◆ WHAT TO DO:
Verbatim copy, images omitted: return the full listing.

◆ SOURCE RECORDS:
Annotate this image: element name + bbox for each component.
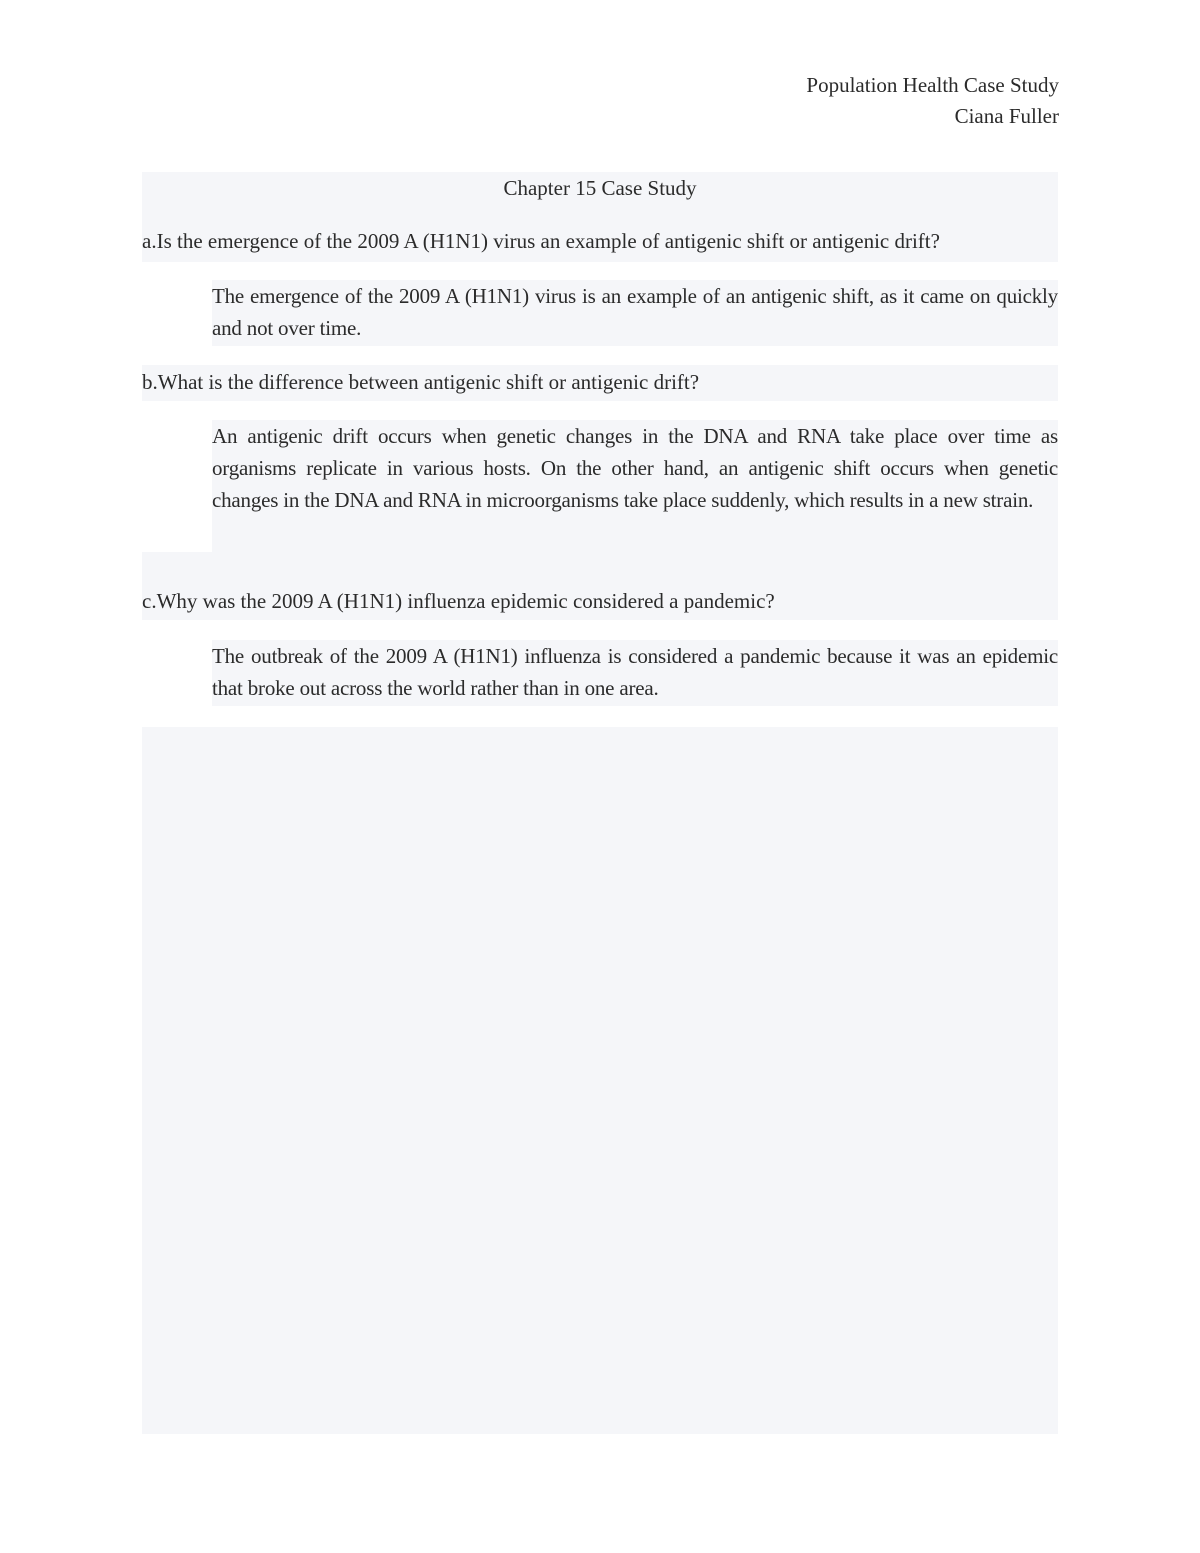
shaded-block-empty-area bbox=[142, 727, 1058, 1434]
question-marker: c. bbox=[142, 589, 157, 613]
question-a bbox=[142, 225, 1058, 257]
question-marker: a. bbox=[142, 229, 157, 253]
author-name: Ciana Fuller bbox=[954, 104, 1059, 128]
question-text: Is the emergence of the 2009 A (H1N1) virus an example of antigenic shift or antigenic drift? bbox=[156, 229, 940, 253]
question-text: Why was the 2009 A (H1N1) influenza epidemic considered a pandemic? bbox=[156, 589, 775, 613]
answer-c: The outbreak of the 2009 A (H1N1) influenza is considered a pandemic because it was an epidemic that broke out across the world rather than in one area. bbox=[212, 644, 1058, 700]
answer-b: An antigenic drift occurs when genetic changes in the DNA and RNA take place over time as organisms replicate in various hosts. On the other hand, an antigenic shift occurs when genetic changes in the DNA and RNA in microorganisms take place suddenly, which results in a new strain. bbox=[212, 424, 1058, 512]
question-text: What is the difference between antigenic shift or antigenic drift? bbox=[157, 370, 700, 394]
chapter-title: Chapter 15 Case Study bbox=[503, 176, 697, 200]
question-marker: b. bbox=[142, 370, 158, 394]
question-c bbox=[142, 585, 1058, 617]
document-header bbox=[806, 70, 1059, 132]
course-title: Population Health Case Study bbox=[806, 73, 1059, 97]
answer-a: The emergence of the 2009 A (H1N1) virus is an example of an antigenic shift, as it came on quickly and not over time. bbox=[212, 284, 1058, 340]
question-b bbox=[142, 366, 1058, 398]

◆ RESULT:
Annotate this image: element name + bbox for each component.
shaded-block-empty-area bbox=[142, 727, 1058, 1434]
question-marker: c. bbox=[142, 589, 157, 613]
question-a bbox=[142, 225, 1058, 257]
question-marker: a. bbox=[142, 229, 157, 253]
author-name: Ciana Fuller bbox=[954, 104, 1059, 128]
question-text: Is the emergence of the 2009 A (H1N1) virus an example of antigenic shift or antigenic drift? bbox=[156, 229, 940, 253]
question-text: Why was the 2009 A (H1N1) influenza epidemic considered a pandemic? bbox=[156, 589, 775, 613]
answer-c: The outbreak of the 2009 A (H1N1) influenza is considered a pandemic because it was an epidemic that broke out across the world rather than in one area. bbox=[212, 644, 1058, 700]
answer-b: An antigenic drift occurs when genetic changes in the DNA and RNA take place over time as organisms replicate in various hosts. On the other hand, an antigenic shift occurs when genetic changes in the DNA and RNA in microorganisms take place suddenly, which results in a new strain. bbox=[212, 424, 1058, 512]
question-text: What is the difference between antigenic shift or antigenic drift? bbox=[157, 370, 700, 394]
chapter-title: Chapter 15 Case Study bbox=[503, 176, 697, 200]
question-marker: b. bbox=[142, 370, 158, 394]
question-c bbox=[142, 585, 1058, 617]
document-header bbox=[806, 70, 1059, 132]
course-title: Population Health Case Study bbox=[806, 73, 1059, 97]
answer-a: The emergence of the 2009 A (H1N1) virus is an example of an antigenic shift, as it came on quickly and not over time. bbox=[212, 284, 1058, 340]
question-b bbox=[142, 366, 1058, 398]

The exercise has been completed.